▸ WHAT IS ASKED
Write the listing below out again exactly, dropping the images.

(Records from a data collection)
— start —

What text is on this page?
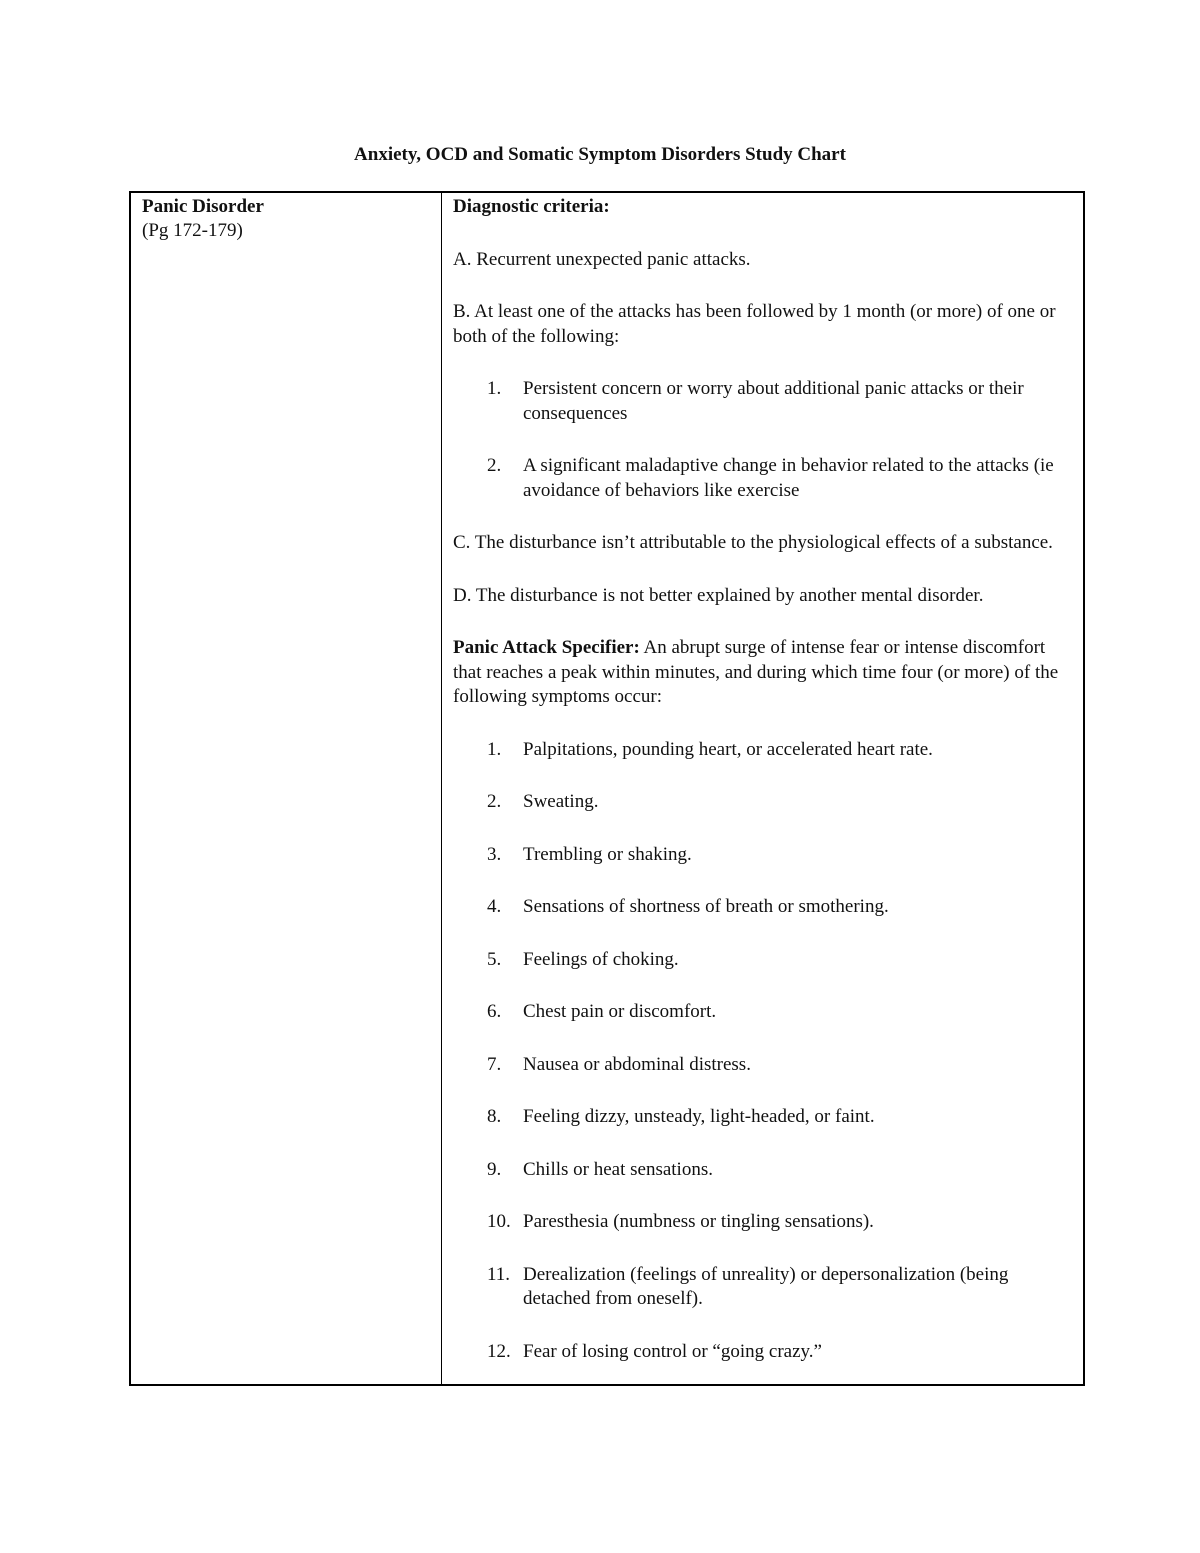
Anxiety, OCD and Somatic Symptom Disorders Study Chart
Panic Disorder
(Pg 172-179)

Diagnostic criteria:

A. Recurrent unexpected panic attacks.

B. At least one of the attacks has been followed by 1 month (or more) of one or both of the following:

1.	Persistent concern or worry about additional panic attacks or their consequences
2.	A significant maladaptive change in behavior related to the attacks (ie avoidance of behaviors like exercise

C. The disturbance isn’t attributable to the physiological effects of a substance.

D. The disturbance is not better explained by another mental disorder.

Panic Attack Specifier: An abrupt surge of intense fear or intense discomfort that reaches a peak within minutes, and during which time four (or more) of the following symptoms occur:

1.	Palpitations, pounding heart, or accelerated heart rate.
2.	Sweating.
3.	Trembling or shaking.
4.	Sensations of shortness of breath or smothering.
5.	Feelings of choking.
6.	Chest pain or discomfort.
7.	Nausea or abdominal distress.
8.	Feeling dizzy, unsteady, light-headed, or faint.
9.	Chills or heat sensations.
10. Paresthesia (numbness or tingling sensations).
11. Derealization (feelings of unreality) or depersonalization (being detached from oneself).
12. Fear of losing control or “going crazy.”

— end —

▸ ANSWER TO THE EXERCISE
What text is on this page?
Anxiety, OCD and Somatic Symptom Disorders Study Chart
Panic Disorder
(Pg 172-179)

Diagnostic criteria:

A. Recurrent unexpected panic attacks.

B. At least one of the attacks has been followed by 1 month (or more) of one or both of the following:

1.	Persistent concern or worry about additional panic attacks or their consequences
2.	A significant maladaptive change in behavior related to the attacks (ie avoidance of behaviors like exercise

C. The disturbance isn’t attributable to the physiological effects of a substance.

D. The disturbance is not better explained by another mental disorder.

Panic Attack Specifier: An abrupt surge of intense fear or intense discomfort that reaches a peak within minutes, and during which time four (or more) of the following symptoms occur:

1.	Palpitations, pounding heart, or accelerated heart rate.
2.	Sweating.
3.	Trembling or shaking.
4.	Sensations of shortness of breath or smothering.
5.	Feelings of choking.
6.	Chest pain or discomfort.
7.	Nausea or abdominal distress.
8.	Feeling dizzy, unsteady, light-headed, or faint.
9.	Chills or heat sensations.
10. Paresthesia (numbness or tingling sensations).
11. Derealization (feelings of unreality) or depersonalization (being detached from oneself).
12. Fear of losing control or “going crazy.”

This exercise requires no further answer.